- _EXERCISE BRIEF_: Your task is to transcribe the records exactly, skipping every image.

- _DATA SECTION_:
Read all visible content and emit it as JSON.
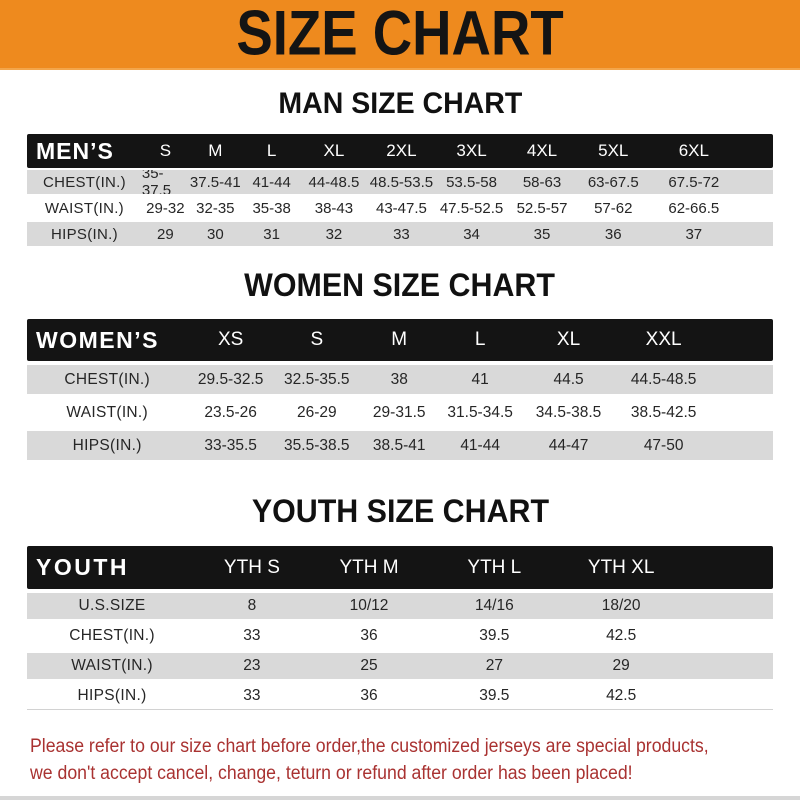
{
  "banner": {
    "title": "SIZE CHART"
  },
  "colors": {
    "banner_bg": "#ee8a1e",
    "header_bar": "#141414",
    "row_shade": "#d9d9d9",
    "footer_text": "#a93231"
  },
  "sections": [
    {
      "title": "MAN SIZE CHART",
      "header_label": "MEN’S",
      "columns": [
        "S",
        "M",
        "L",
        "XL",
        "2XL",
        "3XL",
        "4XL",
        "5XL",
        "6XL"
      ],
      "rows": [
        {
          "label": "CHEST(IN.)",
          "values": [
            "35-37.5",
            "37.5-41",
            "41-44",
            "44-48.5",
            "48.5-53.5",
            "53.5-58",
            "58-63",
            "63-67.5",
            "67.5-72"
          ]
        },
        {
          "label": "WAIST(IN.)",
          "values": [
            "29-32",
            "32-35",
            "35-38",
            "38-43",
            "43-47.5",
            "47.5-52.5",
            "52.5-57",
            "57-62",
            "62-66.5"
          ]
        },
        {
          "label": "HIPS(IN.)",
          "values": [
            "29",
            "30",
            "31",
            "32",
            "33",
            "34",
            "35",
            "36",
            "37"
          ]
        }
      ]
    },
    {
      "title": "WOMEN SIZE CHART",
      "header_label": "WOMEN’S",
      "columns": [
        "XS",
        "S",
        "M",
        "L",
        "XL",
        "XXL"
      ],
      "rows": [
        {
          "label": "CHEST(IN.)",
          "values": [
            "29.5-32.5",
            "32.5-35.5",
            "38",
            "41",
            "44.5",
            "44.5-48.5"
          ]
        },
        {
          "label": "WAIST(IN.)",
          "values": [
            "23.5-26",
            "26-29",
            "29-31.5",
            "31.5-34.5",
            "34.5-38.5",
            "38.5-42.5"
          ]
        },
        {
          "label": "HIPS(IN.)",
          "values": [
            "33-35.5",
            "35.5-38.5",
            "38.5-41",
            "41-44",
            "44-47",
            "47-50"
          ]
        }
      ]
    },
    {
      "title": "YOUTH SIZE CHART",
      "header_label": "YOUTH",
      "columns": [
        "YTH S",
        "YTH M",
        "YTH L",
        "YTH XL"
      ],
      "rows": [
        {
          "label": "U.S.SIZE",
          "values": [
            "8",
            "10/12",
            "14/16",
            "18/20"
          ]
        },
        {
          "label": "CHEST(IN.)",
          "values": [
            "33",
            "36",
            "39.5",
            "42.5"
          ]
        },
        {
          "label": "WAIST(IN.)",
          "values": [
            "23",
            "25",
            "27",
            "29"
          ]
        },
        {
          "label": "HIPS(IN.)",
          "values": [
            "33",
            "36",
            "39.5",
            "42.5"
          ]
        }
      ]
    }
  ],
  "footer": {
    "line1": "Please refer to our size chart before order,the customized jerseys are special products,",
    "line2": "we don't accept cancel, change, teturn or refund after order has been placed!"
  }
}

- _RESPONSE TO THIS EXERCISE_:
Read all visible content and emit it as JSON.
{
  "banner": {
    "title": "SIZE CHART"
  },
  "colors": {
    "banner_bg": "#ee8a1e",
    "header_bar": "#141414",
    "row_shade": "#d9d9d9",
    "footer_text": "#a93231"
  },
  "sections": [
    {
      "title": "MAN SIZE CHART",
      "header_label": "MEN’S",
      "columns": [
        "S",
        "M",
        "L",
        "XL",
        "2XL",
        "3XL",
        "4XL",
        "5XL",
        "6XL"
      ],
      "rows": [
        {
          "label": "CHEST(IN.)",
          "values": [
            "35-37.5",
            "37.5-41",
            "41-44",
            "44-48.5",
            "48.5-53.5",
            "53.5-58",
            "58-63",
            "63-67.5",
            "67.5-72"
          ]
        },
        {
          "label": "WAIST(IN.)",
          "values": [
            "29-32",
            "32-35",
            "35-38",
            "38-43",
            "43-47.5",
            "47.5-52.5",
            "52.5-57",
            "57-62",
            "62-66.5"
          ]
        },
        {
          "label": "HIPS(IN.)",
          "values": [
            "29",
            "30",
            "31",
            "32",
            "33",
            "34",
            "35",
            "36",
            "37"
          ]
        }
      ]
    },
    {
      "title": "WOMEN SIZE CHART",
      "header_label": "WOMEN’S",
      "columns": [
        "XS",
        "S",
        "M",
        "L",
        "XL",
        "XXL"
      ],
      "rows": [
        {
          "label": "CHEST(IN.)",
          "values": [
            "29.5-32.5",
            "32.5-35.5",
            "38",
            "41",
            "44.5",
            "44.5-48.5"
          ]
        },
        {
          "label": "WAIST(IN.)",
          "values": [
            "23.5-26",
            "26-29",
            "29-31.5",
            "31.5-34.5",
            "34.5-38.5",
            "38.5-42.5"
          ]
        },
        {
          "label": "HIPS(IN.)",
          "values": [
            "33-35.5",
            "35.5-38.5",
            "38.5-41",
            "41-44",
            "44-47",
            "47-50"
          ]
        }
      ]
    },
    {
      "title": "YOUTH SIZE CHART",
      "header_label": "YOUTH",
      "columns": [
        "YTH S",
        "YTH M",
        "YTH L",
        "YTH XL"
      ],
      "rows": [
        {
          "label": "U.S.SIZE",
          "values": [
            "8",
            "10/12",
            "14/16",
            "18/20"
          ]
        },
        {
          "label": "CHEST(IN.)",
          "values": [
            "33",
            "36",
            "39.5",
            "42.5"
          ]
        },
        {
          "label": "WAIST(IN.)",
          "values": [
            "23",
            "25",
            "27",
            "29"
          ]
        },
        {
          "label": "HIPS(IN.)",
          "values": [
            "33",
            "36",
            "39.5",
            "42.5"
          ]
        }
      ]
    }
  ],
  "footer": {
    "line1": "Please refer to our size chart before order,the customized jerseys are special products,",
    "line2": "we don't accept cancel, change, teturn or refund after order has been placed!"
  }
}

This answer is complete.